### Input records
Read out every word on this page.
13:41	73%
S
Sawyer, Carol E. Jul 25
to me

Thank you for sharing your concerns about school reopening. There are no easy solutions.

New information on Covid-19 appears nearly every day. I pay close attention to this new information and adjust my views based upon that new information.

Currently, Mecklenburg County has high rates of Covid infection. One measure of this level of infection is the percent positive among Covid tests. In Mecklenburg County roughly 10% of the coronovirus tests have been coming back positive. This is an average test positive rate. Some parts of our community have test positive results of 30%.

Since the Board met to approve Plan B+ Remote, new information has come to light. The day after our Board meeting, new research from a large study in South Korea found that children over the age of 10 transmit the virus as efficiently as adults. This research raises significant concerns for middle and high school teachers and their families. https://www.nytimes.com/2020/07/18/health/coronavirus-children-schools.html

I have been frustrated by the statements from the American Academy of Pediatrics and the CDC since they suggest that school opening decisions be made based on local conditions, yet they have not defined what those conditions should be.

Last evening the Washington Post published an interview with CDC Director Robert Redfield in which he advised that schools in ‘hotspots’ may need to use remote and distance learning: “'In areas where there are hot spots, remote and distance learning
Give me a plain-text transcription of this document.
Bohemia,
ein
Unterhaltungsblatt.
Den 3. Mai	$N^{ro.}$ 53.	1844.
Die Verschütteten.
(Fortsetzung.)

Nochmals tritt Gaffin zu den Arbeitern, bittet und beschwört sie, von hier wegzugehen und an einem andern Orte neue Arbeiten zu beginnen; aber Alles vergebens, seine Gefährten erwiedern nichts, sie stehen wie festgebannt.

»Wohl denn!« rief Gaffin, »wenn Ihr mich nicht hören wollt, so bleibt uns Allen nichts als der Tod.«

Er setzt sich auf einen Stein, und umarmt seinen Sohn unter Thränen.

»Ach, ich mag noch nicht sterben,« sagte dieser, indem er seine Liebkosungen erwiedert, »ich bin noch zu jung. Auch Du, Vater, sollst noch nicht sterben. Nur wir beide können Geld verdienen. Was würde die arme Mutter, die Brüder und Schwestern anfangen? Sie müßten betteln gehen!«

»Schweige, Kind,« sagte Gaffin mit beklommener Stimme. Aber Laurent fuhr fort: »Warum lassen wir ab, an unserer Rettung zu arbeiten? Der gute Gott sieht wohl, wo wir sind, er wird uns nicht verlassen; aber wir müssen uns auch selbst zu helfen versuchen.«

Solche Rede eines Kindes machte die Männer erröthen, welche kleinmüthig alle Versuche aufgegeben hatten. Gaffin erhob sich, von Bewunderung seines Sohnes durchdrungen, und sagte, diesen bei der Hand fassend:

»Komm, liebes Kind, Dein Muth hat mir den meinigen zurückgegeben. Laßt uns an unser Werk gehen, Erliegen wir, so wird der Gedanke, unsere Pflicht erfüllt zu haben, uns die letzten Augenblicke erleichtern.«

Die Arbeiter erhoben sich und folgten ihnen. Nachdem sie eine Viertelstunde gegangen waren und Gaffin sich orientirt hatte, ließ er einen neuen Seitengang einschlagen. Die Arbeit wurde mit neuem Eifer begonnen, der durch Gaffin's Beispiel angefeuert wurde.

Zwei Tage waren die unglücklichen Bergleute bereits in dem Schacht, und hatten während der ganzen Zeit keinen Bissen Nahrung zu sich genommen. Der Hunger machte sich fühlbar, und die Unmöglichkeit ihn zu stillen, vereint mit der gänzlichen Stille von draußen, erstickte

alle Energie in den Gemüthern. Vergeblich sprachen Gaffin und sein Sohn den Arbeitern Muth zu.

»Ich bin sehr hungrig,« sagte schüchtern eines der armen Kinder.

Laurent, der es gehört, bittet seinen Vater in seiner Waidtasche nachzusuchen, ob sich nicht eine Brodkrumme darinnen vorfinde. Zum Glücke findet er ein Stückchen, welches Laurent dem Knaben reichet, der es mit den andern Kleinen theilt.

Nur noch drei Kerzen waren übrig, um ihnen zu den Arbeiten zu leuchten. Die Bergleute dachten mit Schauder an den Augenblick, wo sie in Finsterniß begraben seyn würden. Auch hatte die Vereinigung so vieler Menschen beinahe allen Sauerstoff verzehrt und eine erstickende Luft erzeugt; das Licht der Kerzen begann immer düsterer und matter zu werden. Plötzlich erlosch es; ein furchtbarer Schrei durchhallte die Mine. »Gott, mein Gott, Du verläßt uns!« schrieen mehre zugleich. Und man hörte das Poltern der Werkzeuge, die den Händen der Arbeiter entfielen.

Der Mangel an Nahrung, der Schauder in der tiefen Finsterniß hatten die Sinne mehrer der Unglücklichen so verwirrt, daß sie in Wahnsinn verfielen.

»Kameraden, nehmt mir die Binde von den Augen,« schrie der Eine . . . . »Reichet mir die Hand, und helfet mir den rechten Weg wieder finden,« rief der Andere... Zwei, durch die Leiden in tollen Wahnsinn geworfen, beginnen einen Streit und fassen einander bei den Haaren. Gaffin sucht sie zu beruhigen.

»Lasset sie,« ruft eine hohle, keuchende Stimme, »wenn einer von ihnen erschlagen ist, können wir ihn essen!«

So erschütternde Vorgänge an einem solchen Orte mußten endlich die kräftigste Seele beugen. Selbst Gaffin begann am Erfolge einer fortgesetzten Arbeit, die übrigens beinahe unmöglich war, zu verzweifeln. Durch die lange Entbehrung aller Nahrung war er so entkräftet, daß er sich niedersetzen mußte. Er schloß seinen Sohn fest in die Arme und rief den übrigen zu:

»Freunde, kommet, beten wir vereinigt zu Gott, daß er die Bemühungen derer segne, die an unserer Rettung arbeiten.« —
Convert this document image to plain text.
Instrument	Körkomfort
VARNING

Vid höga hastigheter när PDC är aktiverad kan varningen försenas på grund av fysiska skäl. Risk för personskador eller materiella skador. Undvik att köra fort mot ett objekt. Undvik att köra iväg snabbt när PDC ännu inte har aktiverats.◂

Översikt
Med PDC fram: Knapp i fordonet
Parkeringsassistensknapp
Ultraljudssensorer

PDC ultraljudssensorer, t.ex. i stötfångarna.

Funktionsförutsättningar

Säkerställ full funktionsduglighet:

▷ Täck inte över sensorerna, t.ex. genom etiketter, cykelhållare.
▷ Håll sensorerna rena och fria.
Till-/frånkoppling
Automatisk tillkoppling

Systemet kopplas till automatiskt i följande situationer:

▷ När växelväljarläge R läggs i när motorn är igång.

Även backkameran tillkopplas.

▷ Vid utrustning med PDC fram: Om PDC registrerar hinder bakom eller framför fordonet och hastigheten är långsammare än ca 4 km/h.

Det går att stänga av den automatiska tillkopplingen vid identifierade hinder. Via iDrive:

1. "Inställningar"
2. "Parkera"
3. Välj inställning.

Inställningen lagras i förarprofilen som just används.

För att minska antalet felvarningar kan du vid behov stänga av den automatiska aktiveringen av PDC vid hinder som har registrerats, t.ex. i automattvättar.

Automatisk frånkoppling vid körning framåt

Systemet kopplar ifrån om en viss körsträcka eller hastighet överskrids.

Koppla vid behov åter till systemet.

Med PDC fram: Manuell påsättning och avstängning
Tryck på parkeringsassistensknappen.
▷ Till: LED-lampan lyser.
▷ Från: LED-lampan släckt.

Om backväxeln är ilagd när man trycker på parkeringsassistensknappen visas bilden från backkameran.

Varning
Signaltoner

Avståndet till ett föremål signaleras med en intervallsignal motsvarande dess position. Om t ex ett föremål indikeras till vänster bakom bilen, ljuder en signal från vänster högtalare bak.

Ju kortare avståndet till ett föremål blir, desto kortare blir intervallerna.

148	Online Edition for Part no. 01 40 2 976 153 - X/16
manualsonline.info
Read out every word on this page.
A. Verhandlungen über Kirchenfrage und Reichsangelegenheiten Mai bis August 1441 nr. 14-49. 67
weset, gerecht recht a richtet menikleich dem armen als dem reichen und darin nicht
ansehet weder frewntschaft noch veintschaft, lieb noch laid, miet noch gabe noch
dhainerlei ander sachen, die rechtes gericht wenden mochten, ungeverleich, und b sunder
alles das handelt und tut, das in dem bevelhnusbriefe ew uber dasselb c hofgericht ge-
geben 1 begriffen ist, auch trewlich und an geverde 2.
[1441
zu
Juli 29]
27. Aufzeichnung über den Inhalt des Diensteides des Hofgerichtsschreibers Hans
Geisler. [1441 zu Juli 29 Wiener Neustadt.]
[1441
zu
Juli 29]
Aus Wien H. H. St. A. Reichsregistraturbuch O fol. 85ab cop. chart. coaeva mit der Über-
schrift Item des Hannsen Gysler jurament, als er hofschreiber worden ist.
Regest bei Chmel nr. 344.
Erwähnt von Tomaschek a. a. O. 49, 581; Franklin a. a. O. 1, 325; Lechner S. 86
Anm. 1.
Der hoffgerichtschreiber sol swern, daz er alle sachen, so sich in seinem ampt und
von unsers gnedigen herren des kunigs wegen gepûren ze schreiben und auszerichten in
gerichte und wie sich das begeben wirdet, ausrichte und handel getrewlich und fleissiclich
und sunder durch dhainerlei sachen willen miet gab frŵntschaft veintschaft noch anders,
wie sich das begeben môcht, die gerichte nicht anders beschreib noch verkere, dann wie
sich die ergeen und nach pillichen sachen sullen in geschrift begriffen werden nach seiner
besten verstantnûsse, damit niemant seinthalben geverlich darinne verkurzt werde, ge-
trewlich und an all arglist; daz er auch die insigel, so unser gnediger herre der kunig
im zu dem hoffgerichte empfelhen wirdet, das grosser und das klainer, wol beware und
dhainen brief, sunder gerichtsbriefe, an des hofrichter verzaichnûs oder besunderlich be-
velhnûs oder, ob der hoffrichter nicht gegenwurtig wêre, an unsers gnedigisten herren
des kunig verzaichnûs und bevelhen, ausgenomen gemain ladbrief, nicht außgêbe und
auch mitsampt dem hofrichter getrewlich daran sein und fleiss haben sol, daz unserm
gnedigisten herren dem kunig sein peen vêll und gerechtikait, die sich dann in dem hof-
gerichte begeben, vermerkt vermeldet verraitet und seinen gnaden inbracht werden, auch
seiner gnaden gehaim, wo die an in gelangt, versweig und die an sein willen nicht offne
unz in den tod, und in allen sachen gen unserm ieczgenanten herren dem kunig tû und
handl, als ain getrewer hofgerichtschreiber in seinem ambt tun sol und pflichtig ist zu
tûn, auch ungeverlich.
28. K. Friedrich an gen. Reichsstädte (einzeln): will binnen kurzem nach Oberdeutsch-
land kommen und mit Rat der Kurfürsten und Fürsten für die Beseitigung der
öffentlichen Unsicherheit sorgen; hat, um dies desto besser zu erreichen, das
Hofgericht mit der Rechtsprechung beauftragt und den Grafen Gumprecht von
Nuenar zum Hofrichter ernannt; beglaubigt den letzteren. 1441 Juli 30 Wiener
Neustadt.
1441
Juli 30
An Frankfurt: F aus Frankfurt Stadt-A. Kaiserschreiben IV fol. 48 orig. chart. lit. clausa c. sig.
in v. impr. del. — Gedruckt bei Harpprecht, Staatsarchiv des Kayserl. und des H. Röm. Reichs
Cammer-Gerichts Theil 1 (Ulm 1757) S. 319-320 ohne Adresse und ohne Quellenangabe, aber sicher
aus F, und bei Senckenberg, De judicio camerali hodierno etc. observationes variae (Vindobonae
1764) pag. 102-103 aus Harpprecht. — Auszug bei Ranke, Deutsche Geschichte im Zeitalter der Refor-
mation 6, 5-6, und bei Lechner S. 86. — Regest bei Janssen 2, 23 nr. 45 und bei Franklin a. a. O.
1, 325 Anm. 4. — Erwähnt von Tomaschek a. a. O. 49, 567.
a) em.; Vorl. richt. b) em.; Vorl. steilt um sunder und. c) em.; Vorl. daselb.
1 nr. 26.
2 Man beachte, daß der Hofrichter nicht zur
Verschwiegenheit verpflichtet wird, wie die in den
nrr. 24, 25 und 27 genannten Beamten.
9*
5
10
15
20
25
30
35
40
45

### Directions
Only the lines containing "Arbeitern" are needed; copy each of them from the data.

### Exercise output
Nochmals tritt Gaffin zu den Arbeitern, bittet und beschwört sie, von hier wegzugehen und an einem andern Orte neue Arbeiten zu beginnen; aber Alles vergebens, seine Gefährten erwiedern nichts, sie stehen wie festgebannt.
alle Energie in den Gemüthern. Vergeblich sprachen Gaffin und sein Sohn den Arbeitern Muth zu.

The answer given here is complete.